> [Data shown]:
┏━━

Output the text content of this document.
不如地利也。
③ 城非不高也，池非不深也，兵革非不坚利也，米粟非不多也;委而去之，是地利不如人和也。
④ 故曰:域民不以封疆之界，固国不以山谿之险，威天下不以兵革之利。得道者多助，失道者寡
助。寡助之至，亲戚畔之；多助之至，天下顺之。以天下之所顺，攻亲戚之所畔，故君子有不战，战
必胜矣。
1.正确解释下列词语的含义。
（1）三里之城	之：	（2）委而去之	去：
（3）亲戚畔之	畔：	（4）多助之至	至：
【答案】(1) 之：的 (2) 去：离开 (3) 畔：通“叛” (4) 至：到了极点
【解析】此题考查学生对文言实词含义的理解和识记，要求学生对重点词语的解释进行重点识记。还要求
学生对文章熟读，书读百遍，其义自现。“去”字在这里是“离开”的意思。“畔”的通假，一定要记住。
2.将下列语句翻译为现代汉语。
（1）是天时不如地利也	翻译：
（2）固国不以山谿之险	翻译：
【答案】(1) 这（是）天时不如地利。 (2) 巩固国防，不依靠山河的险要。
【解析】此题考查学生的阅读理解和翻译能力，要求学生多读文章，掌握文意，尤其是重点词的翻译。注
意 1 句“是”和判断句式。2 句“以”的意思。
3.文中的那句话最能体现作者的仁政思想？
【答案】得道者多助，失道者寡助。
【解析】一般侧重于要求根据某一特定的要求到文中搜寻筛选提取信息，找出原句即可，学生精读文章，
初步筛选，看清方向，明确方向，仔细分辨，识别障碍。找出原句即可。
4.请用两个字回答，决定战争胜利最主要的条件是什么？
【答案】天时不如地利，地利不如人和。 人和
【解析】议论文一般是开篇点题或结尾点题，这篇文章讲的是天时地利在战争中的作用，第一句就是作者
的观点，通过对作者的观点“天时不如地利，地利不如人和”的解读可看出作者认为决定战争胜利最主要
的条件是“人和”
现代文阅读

┗━━
┏━━

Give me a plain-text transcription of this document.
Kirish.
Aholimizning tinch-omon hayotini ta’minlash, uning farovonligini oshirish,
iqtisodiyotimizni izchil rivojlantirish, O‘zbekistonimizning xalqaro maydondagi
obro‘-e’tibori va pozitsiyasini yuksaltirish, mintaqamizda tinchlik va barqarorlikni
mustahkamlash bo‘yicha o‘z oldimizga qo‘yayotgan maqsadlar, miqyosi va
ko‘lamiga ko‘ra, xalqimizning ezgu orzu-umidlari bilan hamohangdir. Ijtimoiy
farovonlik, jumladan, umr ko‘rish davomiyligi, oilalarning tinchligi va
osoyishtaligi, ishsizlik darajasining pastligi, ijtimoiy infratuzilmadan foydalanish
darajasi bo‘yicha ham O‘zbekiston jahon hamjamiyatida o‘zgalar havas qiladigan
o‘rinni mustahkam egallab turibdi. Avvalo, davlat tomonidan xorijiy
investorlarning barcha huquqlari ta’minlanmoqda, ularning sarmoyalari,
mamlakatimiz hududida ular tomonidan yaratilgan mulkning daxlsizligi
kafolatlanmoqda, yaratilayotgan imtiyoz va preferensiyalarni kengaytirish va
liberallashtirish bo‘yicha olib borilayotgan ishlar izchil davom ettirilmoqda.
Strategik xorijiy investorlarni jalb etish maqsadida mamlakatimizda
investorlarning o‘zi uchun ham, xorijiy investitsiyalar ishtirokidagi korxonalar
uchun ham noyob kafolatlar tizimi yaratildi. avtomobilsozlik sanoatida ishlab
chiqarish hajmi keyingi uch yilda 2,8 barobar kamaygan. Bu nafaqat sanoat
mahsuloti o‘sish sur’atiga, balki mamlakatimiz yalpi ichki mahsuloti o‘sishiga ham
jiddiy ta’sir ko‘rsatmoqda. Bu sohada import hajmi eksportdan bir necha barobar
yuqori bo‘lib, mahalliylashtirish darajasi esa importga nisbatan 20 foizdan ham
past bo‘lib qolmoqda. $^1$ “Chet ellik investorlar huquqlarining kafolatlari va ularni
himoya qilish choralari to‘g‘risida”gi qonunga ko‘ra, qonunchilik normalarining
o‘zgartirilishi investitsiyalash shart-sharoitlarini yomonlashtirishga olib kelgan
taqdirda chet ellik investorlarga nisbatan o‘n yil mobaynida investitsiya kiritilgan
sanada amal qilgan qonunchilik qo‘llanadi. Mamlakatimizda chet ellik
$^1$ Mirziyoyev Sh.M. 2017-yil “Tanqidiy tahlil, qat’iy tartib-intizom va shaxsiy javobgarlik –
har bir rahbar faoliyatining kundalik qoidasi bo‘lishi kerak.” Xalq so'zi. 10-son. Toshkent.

┗━━
┏━━

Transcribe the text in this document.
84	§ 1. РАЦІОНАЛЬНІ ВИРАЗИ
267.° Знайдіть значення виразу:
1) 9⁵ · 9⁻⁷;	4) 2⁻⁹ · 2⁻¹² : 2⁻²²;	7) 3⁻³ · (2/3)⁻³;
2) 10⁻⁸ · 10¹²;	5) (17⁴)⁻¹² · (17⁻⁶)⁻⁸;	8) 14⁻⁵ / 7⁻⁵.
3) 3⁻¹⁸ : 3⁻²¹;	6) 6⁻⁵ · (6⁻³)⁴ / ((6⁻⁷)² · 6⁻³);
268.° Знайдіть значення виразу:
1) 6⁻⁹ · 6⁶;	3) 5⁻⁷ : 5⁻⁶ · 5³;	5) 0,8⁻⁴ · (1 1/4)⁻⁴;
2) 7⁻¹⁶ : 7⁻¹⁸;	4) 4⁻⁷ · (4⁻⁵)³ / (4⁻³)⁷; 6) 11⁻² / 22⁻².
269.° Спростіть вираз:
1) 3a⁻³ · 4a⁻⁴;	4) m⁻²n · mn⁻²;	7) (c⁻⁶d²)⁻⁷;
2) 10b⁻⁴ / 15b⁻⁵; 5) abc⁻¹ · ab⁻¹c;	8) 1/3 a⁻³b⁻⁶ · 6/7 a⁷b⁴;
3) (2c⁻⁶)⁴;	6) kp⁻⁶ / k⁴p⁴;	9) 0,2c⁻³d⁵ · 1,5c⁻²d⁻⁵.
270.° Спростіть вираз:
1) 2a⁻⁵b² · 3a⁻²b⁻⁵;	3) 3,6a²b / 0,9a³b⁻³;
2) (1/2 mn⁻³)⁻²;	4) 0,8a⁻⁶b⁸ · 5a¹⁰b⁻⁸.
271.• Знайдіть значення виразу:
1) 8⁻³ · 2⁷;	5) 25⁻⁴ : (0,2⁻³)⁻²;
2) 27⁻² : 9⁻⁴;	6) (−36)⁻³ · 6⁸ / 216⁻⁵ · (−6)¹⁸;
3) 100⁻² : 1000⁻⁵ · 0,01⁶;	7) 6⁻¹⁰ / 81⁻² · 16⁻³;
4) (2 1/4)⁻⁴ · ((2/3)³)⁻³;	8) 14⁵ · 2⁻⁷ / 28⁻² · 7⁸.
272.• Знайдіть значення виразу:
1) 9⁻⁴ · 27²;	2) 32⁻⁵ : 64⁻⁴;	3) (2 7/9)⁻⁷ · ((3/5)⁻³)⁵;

┗━━

Locate the lines above that hold the word "this". Show every one of them.

> [Task response]:
Output the text content of this document.
Give me a plain-text transcription of this document.
Transcribe the text in this document.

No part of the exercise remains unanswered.